In the end, I discovered the one who had lived in America had recently inherited a tiny two room flat, and knowing I hadn't yet found a bed for the night, insisted I stay at his place. The other two explained they were homeless by choice. They enjoyed this life, even on cold January nights like that one. Indeed, they were some of the most contented people I'd ever met. I'll never forget any of them nor those hours around the rubbish bin fire where they, each one, enriched my life.

Never discount the little moments. Take every opportunity to embrace life, but even more to experience the people around you, whatever their status. Don't miss the people for the place; don't miss the now for the past; don't miss the beauty in front of you for the dust on it's shell.

There is so much more to that story, like how horrid my host’s home smelled because he had recently painted it… and they put crazy stuff in their paint there. I believe I may have experienced something akin to an acid trip. I mean, I wouldn’t know because I’ve never dropped acid, but… it was SOMETHING. In that neat, sparse room were there REALLY bed bugs, or was it all part of the hallucination?

Still, great people, great experience, and many, many great stories… all because I stopped for people most pretend don’t exist.

Sunday, February 14, 2010

Simply luscious.

What makes a day a good day?

Today I woke up to a fresh doughnut (thanks Dad!) and coffee while enjoying the end of last night’s Olympics (Ohno! Kearney! So exciting!). I then put on a cute skirt with fancy tights and my still-pretty-new boots and headed out to the farmer’s market. Sheer joy. I can’t explain why. I think it reminds me of when I lived in Italy… except far more international with sellers originally from Tunisia and India and Portugal, to name a very few.

Maybe because I know after I’m done I’m going to my favorite French-American fusion café, located right on the strip of the market, for the lightest, most delicious crepe imaginable. Today I upped the ante by getting champagne instead of café au lait, and when the chef/owner found out I didn’t have a sweetheart, he gave me a tuxedoed chocolate strawberry – very sweet – as well as instructions on how I need to find a French man for real romance. I even got a second glass of champagne on the house! Best of all I laughed with a lovely couple from Australia during all of this.

I also walked into the local used bookstore on the off chance that a specific copy of a book I wanted might be there, fully expecting to have to go elsewhere as they didn’t have it only days ago. But there it was! Just EXACTLY what I wanted – and for so little!

I eventually wandered home to snack on a fresh hummus and warm pita, finishing with a perfect cup of tea. Then after a quick change, I was off to the park for a long, brisk walk around the lake – a big deal with the ankle still recovering. It was lovely, if packed with couples taking a Valentines stroll. It felt like spring with trees flowering here and there. I finished lounging on my blanket on the hillside overlooking the lake, reading until dusk.
..............................
Things to do —
a. Set down the stretch of the blog excerpt from "There is so" through "of the hallucination?", word for word.
b. List every country named in the blog excerpt.

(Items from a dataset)
..............................
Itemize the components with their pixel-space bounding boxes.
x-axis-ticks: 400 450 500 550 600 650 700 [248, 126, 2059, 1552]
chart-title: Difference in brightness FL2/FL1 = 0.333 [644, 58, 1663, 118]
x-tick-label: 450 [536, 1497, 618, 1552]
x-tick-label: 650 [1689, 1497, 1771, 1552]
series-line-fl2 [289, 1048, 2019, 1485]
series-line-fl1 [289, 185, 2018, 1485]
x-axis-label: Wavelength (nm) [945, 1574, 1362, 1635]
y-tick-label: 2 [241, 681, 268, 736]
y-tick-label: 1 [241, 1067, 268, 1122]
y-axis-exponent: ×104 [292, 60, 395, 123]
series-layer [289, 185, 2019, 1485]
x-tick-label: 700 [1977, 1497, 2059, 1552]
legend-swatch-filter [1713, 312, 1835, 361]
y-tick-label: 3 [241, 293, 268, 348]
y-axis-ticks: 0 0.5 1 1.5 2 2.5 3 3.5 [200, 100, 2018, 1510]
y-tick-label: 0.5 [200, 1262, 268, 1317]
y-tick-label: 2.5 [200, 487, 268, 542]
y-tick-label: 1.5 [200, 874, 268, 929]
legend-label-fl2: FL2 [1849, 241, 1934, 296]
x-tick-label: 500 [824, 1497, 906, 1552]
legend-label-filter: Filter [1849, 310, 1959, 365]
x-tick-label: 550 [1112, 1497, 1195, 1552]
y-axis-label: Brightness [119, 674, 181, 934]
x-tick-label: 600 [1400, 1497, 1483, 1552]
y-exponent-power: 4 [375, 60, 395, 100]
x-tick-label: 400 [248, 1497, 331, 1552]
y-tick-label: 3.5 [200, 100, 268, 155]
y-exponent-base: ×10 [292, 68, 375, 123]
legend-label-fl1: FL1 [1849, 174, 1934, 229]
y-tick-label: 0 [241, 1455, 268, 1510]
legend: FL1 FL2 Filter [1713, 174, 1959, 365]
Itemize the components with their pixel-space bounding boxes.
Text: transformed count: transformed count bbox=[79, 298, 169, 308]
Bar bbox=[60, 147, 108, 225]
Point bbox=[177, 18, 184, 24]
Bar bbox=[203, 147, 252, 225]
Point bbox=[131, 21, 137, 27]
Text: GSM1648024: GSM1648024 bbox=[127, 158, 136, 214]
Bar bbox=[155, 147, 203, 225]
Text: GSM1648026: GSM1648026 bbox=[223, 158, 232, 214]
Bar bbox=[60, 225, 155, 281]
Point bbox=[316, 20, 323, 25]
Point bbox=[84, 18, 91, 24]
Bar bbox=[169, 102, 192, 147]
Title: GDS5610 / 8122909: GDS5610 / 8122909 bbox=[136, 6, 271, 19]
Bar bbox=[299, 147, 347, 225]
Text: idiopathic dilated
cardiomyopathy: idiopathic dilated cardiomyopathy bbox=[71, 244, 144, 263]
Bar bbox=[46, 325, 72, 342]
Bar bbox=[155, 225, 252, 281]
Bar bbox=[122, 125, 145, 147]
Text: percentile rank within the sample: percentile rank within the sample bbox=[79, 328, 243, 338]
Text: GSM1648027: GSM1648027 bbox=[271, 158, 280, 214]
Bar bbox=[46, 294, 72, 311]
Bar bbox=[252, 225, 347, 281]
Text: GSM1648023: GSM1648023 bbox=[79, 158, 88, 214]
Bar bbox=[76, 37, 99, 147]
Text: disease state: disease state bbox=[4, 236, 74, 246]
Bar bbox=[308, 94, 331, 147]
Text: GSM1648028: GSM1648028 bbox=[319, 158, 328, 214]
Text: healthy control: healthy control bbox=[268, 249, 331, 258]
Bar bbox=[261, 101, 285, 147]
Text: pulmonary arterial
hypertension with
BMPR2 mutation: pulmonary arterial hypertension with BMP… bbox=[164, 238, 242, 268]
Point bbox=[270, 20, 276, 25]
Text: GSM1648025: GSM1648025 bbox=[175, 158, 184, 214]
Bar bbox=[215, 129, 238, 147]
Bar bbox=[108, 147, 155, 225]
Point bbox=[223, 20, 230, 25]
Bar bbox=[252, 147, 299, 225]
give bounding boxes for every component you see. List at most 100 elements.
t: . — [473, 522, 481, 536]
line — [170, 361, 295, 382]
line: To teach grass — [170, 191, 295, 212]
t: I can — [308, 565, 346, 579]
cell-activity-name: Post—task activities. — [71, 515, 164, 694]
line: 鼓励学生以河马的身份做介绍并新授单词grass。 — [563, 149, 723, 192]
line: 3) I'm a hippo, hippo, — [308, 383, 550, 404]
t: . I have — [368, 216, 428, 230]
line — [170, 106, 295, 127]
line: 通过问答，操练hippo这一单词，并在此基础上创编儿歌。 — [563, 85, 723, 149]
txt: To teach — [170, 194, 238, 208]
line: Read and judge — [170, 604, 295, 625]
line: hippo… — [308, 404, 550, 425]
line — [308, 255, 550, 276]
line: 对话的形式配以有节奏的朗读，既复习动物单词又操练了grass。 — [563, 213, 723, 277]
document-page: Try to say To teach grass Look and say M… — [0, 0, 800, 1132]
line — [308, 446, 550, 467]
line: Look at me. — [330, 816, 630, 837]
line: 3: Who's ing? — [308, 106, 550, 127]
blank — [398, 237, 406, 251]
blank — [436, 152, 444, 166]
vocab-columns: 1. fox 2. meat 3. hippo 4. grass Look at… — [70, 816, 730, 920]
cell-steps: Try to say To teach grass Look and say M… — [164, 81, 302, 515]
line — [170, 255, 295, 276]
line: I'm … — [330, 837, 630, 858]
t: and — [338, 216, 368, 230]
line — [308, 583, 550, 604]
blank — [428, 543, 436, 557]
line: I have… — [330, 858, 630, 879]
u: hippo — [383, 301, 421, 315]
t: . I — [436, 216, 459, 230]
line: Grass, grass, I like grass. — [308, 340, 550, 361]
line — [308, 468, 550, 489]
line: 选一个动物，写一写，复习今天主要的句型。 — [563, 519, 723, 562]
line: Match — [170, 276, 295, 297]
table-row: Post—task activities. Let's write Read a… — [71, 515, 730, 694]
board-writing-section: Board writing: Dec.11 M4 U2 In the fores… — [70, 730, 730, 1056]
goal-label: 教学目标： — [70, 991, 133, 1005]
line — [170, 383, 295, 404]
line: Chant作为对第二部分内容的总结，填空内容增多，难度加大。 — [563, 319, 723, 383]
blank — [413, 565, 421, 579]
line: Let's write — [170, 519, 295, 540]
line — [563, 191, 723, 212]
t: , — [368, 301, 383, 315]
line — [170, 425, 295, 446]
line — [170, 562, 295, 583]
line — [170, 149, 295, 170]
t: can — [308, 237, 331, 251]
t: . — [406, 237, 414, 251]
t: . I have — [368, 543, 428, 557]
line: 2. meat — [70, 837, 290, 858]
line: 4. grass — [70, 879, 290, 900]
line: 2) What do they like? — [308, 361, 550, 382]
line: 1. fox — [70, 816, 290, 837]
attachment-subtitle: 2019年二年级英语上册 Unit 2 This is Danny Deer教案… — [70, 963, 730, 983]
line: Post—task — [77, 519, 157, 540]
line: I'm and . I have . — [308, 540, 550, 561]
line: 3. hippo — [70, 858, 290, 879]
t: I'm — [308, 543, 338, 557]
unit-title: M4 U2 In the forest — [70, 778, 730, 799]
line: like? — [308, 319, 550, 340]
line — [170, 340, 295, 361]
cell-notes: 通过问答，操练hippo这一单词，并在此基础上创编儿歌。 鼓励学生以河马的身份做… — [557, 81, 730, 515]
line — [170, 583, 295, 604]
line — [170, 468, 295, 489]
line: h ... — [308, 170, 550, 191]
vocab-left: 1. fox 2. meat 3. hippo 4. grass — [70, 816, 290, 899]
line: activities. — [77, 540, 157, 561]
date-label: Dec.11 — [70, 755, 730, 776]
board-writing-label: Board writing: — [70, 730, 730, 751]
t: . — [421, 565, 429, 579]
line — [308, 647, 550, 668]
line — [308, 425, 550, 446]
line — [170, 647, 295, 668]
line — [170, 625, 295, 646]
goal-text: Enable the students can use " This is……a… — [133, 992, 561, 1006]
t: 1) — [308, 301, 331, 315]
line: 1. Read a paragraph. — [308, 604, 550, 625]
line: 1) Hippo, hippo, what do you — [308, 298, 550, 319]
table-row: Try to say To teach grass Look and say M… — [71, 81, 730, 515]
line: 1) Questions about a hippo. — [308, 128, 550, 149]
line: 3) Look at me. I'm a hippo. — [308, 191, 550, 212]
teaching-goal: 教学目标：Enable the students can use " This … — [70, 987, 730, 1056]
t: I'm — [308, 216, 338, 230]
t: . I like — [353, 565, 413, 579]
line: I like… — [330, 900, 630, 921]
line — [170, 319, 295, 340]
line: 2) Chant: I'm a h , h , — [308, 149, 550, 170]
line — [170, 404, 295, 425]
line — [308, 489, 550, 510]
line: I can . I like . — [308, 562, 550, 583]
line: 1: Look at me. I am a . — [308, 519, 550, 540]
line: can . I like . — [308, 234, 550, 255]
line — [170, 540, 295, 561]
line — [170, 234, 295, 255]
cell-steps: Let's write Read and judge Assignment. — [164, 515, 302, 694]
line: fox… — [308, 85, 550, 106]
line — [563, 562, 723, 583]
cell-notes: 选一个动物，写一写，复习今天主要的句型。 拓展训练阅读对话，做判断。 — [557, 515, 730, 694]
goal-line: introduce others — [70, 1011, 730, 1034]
..............................
Exercise results —
a.
There is so much more to that story, like how horrid my host’s home smelled because he had recently painted it… and they put crazy stuff in their paint there. I believe I may have experienced something akin to an acid trip. I mean, I wouldn’t know because I’ve never dropped acid, but… it was SOMETHING. In that neat, sparse room were there REALLY bed bugs, or was it all part of the hallucination?

b. America, Italy, Tunisia, India, Portugal, Australia